• Work to be completed: Note how many lines in the entries contain the string "الصلاة", then give that number and nothing else.
───── Records for this exercise ─────
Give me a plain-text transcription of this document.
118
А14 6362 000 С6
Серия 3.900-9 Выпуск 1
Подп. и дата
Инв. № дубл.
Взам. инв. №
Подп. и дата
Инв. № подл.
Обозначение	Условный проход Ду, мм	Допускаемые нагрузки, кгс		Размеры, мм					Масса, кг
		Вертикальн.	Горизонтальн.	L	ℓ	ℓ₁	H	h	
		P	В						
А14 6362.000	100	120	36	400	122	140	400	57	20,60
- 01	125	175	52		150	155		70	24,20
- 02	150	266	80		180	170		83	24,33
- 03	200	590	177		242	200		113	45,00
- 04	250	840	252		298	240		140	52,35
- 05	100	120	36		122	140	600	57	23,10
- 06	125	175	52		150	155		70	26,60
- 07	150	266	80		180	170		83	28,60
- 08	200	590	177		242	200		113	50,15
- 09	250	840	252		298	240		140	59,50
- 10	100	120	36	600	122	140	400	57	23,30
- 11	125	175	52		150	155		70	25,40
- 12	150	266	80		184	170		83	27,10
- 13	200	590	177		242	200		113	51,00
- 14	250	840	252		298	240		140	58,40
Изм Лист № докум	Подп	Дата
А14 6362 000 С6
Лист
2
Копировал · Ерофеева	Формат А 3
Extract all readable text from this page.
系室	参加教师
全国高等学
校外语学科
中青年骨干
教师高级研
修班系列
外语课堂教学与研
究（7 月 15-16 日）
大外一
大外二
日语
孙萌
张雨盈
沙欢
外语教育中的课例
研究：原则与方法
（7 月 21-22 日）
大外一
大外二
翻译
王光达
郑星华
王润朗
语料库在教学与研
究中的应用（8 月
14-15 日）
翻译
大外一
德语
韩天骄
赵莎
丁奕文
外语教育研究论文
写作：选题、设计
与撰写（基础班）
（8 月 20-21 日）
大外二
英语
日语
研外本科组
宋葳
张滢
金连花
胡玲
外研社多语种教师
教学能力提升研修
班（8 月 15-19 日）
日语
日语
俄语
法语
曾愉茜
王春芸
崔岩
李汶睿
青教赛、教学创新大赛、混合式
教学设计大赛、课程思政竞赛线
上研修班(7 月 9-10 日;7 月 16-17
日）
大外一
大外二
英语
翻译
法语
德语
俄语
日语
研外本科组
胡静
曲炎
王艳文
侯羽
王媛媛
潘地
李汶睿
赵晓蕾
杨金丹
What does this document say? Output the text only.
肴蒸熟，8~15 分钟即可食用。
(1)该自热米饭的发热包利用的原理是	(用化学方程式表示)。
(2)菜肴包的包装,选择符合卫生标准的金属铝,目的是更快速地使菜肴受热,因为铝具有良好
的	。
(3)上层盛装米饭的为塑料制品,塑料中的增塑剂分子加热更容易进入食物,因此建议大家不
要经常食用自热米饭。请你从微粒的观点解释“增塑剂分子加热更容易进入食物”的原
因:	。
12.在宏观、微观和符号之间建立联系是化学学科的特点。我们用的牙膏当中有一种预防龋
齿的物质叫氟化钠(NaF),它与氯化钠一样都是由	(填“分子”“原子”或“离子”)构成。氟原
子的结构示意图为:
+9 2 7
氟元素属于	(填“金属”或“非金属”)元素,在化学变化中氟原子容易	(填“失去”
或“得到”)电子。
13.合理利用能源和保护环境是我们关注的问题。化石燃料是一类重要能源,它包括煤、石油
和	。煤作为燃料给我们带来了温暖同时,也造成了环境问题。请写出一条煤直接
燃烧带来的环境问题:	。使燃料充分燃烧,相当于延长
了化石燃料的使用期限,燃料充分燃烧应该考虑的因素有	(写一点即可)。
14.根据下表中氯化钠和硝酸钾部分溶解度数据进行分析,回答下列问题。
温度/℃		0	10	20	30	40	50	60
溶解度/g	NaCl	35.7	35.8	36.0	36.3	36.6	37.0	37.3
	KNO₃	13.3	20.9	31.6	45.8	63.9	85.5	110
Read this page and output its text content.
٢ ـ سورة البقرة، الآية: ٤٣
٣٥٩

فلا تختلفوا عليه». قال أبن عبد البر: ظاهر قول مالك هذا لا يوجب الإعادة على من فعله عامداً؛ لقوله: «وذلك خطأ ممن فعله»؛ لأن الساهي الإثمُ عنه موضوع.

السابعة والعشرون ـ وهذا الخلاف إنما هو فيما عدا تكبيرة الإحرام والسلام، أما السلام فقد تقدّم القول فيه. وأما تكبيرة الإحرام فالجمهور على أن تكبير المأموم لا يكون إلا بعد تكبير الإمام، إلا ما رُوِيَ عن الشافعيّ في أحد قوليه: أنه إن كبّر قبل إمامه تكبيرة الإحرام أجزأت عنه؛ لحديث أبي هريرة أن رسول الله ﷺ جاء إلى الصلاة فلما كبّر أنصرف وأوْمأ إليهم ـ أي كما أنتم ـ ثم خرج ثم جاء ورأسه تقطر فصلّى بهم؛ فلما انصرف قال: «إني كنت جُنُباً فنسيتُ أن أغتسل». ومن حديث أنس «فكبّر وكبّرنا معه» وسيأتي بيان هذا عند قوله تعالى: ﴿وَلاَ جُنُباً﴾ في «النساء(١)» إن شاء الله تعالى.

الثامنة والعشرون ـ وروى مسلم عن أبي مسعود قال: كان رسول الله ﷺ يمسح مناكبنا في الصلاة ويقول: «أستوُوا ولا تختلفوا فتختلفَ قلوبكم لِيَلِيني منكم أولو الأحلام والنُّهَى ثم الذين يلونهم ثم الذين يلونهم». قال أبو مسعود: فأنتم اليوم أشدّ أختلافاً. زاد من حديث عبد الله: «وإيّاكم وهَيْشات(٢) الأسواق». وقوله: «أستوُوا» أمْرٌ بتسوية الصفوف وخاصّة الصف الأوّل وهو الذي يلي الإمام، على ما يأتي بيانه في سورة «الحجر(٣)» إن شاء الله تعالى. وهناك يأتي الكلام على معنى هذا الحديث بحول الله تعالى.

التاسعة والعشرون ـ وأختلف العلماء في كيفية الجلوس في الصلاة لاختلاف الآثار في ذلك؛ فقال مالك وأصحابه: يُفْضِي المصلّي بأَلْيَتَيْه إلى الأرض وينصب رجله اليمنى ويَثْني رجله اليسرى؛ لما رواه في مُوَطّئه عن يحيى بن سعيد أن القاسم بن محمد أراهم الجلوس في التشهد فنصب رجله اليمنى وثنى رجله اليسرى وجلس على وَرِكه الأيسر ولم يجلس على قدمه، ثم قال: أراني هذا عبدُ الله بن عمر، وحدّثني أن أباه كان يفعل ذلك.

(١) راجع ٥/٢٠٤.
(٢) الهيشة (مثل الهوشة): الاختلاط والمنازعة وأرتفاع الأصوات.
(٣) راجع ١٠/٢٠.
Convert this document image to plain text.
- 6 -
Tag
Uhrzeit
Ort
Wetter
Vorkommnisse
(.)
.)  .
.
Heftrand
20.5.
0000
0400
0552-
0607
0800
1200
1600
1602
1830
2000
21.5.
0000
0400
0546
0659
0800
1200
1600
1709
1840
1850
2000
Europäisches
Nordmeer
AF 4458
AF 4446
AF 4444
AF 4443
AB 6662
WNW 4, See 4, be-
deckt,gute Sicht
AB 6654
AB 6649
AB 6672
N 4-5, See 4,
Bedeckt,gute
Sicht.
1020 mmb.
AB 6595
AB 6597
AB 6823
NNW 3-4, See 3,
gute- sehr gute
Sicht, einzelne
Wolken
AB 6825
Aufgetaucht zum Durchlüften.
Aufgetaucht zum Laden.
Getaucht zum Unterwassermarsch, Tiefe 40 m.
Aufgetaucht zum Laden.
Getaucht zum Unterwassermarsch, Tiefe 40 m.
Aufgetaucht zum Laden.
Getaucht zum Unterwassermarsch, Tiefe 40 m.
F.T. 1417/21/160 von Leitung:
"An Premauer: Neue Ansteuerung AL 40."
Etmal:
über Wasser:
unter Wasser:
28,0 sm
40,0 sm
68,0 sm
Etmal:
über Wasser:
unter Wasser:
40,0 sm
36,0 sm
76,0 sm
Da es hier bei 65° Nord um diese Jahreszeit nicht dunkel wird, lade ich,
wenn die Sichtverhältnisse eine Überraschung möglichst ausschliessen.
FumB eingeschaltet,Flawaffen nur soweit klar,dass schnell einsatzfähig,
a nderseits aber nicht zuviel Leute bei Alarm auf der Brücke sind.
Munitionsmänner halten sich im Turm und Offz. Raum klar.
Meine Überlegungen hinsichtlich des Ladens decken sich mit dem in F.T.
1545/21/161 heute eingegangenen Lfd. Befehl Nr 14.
─────
• Exercise output: 3